▶ [TASK INSTRUCTIONS]
Search the records for "distribués" and copy each line that holds it.

++++ INPUT RECORDS

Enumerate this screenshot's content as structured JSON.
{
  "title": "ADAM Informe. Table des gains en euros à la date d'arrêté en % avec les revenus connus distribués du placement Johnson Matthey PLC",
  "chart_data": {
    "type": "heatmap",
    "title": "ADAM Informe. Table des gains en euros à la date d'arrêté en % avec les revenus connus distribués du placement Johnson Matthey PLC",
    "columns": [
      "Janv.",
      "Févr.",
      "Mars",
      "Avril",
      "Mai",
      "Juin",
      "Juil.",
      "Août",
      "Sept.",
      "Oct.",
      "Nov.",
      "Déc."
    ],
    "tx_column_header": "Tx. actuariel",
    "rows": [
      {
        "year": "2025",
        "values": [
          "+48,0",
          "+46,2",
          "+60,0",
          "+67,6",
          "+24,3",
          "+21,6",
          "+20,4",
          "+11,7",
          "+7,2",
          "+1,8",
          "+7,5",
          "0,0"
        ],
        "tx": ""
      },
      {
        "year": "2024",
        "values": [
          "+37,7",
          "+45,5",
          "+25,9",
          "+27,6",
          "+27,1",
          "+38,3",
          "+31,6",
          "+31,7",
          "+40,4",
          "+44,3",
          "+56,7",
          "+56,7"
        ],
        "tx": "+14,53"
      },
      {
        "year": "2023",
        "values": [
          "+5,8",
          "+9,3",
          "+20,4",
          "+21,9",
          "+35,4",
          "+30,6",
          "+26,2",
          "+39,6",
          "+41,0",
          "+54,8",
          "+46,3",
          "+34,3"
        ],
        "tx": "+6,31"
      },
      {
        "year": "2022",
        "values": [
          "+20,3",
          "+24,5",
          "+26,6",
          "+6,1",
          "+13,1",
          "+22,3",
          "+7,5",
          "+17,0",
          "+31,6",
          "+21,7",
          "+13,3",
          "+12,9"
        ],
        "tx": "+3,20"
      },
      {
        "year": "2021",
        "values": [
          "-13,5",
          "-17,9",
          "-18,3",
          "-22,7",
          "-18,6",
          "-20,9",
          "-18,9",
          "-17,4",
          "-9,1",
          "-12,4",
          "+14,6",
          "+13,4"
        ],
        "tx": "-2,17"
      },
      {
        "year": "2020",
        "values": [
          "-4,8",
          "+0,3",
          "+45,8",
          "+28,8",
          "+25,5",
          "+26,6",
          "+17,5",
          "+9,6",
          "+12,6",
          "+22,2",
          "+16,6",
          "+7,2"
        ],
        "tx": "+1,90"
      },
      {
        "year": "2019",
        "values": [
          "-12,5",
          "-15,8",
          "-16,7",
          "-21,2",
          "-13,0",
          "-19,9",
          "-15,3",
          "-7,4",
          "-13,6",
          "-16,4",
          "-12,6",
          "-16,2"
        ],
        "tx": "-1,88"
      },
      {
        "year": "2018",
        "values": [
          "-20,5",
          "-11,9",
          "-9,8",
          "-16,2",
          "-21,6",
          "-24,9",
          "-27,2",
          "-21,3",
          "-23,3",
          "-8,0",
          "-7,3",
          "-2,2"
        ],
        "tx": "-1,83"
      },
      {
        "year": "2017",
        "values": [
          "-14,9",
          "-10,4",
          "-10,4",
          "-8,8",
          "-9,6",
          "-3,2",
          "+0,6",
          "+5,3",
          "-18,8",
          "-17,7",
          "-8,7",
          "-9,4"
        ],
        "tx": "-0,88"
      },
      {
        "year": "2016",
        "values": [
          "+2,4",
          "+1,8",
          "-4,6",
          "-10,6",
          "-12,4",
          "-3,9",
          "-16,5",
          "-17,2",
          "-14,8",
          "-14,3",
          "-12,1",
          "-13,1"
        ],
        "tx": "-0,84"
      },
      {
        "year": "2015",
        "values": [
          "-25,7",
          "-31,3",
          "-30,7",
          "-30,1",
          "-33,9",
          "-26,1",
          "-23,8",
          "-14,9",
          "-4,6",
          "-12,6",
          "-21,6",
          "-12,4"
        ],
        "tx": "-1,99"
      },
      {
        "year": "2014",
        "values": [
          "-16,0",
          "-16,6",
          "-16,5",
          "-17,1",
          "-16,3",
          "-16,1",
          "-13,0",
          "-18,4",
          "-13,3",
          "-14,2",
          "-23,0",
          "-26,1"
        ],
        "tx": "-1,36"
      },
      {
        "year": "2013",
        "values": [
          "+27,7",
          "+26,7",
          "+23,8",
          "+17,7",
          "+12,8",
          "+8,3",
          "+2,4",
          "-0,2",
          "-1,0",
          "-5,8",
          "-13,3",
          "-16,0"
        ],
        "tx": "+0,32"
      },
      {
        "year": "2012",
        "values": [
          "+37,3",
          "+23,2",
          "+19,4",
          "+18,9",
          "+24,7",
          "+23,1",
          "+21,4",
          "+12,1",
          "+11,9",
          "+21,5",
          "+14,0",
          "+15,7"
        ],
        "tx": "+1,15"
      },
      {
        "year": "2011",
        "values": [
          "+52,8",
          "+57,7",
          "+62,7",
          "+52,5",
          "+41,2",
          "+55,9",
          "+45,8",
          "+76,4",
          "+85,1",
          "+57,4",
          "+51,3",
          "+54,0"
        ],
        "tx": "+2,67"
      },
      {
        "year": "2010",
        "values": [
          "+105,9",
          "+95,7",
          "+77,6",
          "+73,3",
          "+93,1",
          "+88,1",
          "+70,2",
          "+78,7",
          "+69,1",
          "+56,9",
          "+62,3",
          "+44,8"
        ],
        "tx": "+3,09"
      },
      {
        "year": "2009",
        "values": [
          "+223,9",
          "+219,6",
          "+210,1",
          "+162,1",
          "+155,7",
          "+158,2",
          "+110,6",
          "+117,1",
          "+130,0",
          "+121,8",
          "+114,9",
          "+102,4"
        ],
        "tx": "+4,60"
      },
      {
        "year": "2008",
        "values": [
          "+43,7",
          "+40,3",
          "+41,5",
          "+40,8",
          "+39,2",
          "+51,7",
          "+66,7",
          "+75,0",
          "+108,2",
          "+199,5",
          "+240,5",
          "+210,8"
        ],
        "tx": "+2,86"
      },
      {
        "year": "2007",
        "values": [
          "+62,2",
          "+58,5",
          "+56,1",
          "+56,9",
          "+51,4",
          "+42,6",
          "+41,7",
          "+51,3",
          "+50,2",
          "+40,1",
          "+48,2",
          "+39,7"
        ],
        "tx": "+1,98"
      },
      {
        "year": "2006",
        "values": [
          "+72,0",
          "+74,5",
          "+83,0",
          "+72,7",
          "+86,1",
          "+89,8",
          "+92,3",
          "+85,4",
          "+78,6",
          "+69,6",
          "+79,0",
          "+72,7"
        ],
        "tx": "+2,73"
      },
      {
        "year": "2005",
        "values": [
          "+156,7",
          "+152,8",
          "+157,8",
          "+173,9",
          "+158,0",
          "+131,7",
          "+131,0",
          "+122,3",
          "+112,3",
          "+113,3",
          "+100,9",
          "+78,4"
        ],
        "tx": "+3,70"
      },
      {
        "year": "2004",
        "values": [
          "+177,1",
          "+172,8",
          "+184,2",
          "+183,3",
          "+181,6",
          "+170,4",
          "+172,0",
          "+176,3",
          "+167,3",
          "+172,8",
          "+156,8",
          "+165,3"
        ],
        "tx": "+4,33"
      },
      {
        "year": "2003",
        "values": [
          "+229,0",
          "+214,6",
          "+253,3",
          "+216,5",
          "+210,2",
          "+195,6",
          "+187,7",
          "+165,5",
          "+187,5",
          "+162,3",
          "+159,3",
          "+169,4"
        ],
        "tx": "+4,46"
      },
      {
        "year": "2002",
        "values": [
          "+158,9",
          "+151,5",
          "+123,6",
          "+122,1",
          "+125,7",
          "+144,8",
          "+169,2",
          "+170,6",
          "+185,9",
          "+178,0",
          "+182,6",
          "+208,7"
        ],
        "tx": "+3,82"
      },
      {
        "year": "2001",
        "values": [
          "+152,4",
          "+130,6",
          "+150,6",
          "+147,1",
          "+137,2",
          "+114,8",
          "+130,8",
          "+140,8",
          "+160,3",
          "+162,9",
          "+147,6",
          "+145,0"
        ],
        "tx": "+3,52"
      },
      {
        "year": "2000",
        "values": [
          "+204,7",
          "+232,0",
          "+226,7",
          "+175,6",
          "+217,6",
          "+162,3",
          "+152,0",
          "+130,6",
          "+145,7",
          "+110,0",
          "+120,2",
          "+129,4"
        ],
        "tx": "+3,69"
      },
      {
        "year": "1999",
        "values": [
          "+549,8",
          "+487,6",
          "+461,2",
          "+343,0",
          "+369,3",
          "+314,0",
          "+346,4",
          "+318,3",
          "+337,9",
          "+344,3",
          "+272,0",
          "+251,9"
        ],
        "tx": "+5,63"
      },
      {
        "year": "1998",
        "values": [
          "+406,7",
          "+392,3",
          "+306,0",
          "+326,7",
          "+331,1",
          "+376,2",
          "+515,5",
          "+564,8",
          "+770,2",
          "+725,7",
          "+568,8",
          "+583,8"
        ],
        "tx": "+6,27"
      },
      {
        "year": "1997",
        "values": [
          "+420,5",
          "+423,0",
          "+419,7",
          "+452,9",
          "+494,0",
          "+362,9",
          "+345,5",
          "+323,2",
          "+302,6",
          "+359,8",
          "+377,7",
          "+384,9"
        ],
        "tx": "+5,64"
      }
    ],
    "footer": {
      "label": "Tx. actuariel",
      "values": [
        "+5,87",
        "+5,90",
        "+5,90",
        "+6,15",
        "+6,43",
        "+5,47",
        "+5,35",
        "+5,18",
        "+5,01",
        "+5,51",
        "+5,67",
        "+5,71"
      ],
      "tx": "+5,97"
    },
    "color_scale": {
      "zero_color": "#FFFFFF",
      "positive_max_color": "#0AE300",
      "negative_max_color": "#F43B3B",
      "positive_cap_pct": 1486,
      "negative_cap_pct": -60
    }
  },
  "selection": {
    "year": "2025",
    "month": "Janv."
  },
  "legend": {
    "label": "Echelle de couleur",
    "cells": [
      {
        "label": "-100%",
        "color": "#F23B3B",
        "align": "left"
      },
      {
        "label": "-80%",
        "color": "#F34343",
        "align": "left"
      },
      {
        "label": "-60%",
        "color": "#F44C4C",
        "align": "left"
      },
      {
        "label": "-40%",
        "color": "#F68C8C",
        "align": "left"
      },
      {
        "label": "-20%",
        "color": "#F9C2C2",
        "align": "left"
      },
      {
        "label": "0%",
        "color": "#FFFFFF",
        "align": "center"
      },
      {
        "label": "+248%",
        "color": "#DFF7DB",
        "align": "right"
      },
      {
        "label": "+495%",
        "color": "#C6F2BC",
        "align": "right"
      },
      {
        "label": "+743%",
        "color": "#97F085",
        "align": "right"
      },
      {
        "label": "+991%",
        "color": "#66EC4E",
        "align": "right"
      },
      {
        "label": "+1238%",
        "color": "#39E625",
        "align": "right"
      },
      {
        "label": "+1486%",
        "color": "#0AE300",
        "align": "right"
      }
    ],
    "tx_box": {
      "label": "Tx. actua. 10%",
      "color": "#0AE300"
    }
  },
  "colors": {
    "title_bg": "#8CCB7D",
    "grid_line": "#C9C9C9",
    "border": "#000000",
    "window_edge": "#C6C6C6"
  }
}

++++++++

▶ [COMPLETE ANSWER]
  "title": "ADAM Informe. Table des gains en euros à la date d'arrêté en % avec les revenus connus distribués du placement Johnson Matthey PLC",
    "title": "ADAM Informe. Table des gains en euros à la date d'arrêté en % avec les revenus connus distribués du placement Johnson Matthey PLC",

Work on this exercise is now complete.